* start WORKING DATA *
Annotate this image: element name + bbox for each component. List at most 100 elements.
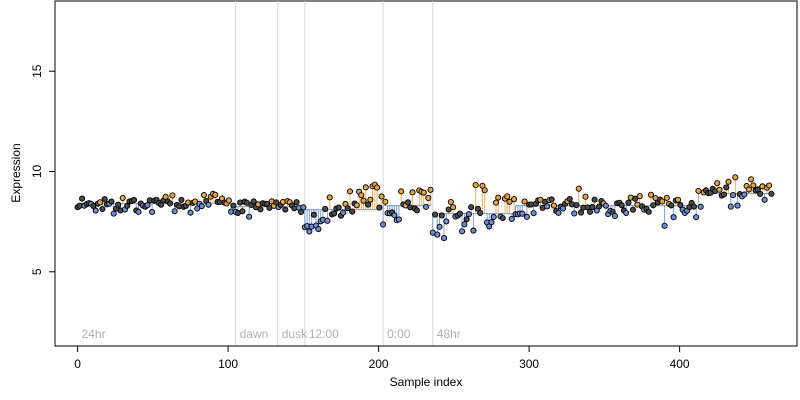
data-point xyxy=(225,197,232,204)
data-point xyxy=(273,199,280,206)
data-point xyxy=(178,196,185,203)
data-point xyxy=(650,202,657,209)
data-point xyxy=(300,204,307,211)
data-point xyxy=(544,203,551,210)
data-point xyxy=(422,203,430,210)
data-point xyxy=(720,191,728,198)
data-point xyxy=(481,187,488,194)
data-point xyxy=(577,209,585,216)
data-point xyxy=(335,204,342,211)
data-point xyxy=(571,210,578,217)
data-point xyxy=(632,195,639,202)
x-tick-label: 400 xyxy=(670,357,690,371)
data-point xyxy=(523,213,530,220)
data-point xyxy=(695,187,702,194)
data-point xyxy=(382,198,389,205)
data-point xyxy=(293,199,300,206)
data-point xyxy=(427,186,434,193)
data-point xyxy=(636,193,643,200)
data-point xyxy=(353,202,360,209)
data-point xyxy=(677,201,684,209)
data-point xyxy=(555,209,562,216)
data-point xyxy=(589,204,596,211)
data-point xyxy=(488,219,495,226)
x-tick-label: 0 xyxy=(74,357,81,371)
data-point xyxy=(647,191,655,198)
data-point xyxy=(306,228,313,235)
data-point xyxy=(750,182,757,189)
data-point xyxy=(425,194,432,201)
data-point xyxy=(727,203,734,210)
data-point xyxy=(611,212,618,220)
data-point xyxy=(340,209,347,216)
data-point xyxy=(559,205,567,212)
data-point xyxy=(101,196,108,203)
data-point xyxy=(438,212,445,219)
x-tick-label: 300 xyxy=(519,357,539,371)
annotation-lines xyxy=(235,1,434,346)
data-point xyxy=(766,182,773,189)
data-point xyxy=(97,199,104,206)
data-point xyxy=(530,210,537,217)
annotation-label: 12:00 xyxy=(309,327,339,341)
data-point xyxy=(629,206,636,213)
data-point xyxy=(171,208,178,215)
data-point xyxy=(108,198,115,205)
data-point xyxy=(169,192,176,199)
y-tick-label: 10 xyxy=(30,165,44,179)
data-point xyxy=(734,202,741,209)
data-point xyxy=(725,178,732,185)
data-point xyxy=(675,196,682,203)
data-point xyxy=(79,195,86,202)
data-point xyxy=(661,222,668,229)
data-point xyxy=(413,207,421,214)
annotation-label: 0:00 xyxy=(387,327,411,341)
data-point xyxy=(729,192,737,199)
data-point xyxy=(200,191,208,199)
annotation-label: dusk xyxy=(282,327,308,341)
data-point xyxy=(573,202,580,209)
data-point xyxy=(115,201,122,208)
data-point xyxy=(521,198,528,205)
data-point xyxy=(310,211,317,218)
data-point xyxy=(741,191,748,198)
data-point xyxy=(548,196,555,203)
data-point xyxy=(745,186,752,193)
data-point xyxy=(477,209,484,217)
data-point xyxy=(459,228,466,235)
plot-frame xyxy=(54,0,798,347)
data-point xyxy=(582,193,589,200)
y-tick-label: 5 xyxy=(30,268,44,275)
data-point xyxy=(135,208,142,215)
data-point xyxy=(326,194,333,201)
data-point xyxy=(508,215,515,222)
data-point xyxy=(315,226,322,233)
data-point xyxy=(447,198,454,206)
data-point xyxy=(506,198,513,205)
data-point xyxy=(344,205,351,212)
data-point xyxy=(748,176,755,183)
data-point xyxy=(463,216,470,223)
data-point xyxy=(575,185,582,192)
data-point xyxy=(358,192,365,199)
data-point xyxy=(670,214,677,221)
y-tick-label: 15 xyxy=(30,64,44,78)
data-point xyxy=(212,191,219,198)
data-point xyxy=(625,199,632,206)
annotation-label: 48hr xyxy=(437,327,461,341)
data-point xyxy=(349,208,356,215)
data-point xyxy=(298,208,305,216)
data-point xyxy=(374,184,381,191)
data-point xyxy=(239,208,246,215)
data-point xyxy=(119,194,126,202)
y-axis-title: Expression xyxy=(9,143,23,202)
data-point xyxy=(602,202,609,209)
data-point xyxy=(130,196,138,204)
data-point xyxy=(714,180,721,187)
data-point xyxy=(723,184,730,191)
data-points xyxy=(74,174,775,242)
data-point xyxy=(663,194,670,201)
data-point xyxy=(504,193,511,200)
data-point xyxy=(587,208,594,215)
* end WORKING DATA *
Update the entries from the line containing "data-point xyxy=(225,197,232,204)" through the line containing "x-tick-label: 300 xyxy=(519,357,539,371)" by replacing "x-tick-label" with "x-axis-tick" and keeping everything else the same. Give only those lines.

data-point xyxy=(225,197,232,204)
data-point xyxy=(273,199,280,206)
data-point xyxy=(178,196,185,203)
data-point xyxy=(650,202,657,209)
data-point xyxy=(300,204,307,211)
data-point xyxy=(544,203,551,210)
data-point xyxy=(422,203,430,210)
data-point xyxy=(720,191,728,198)
data-point xyxy=(481,187,488,194)
data-point xyxy=(577,209,585,216)
data-point xyxy=(335,204,342,211)
data-point xyxy=(571,210,578,217)
data-point xyxy=(632,195,639,202)
x-axis-tick: 400 xyxy=(670,357,690,371)
data-point xyxy=(523,213,530,220)
data-point xyxy=(695,187,702,194)
data-point xyxy=(382,198,389,205)
data-point xyxy=(293,199,300,206)
data-point xyxy=(427,186,434,193)
data-point xyxy=(636,193,643,200)
data-point xyxy=(353,202,360,209)
data-point xyxy=(677,201,684,209)
data-point xyxy=(555,209,562,216)
data-point xyxy=(589,204,596,211)
data-point xyxy=(488,219,495,226)
x-axis-tick: 0 xyxy=(74,357,81,371)
data-point xyxy=(647,191,655,198)
data-point xyxy=(306,228,313,235)
data-point xyxy=(750,182,757,189)
data-point xyxy=(425,194,432,201)
data-point xyxy=(727,203,734,210)
data-point xyxy=(611,212,618,220)
data-point xyxy=(340,209,347,216)
data-point xyxy=(559,205,567,212)
data-point xyxy=(101,196,108,203)
data-point xyxy=(438,212,445,219)
x-axis-tick: 300 xyxy=(519,357,539,371)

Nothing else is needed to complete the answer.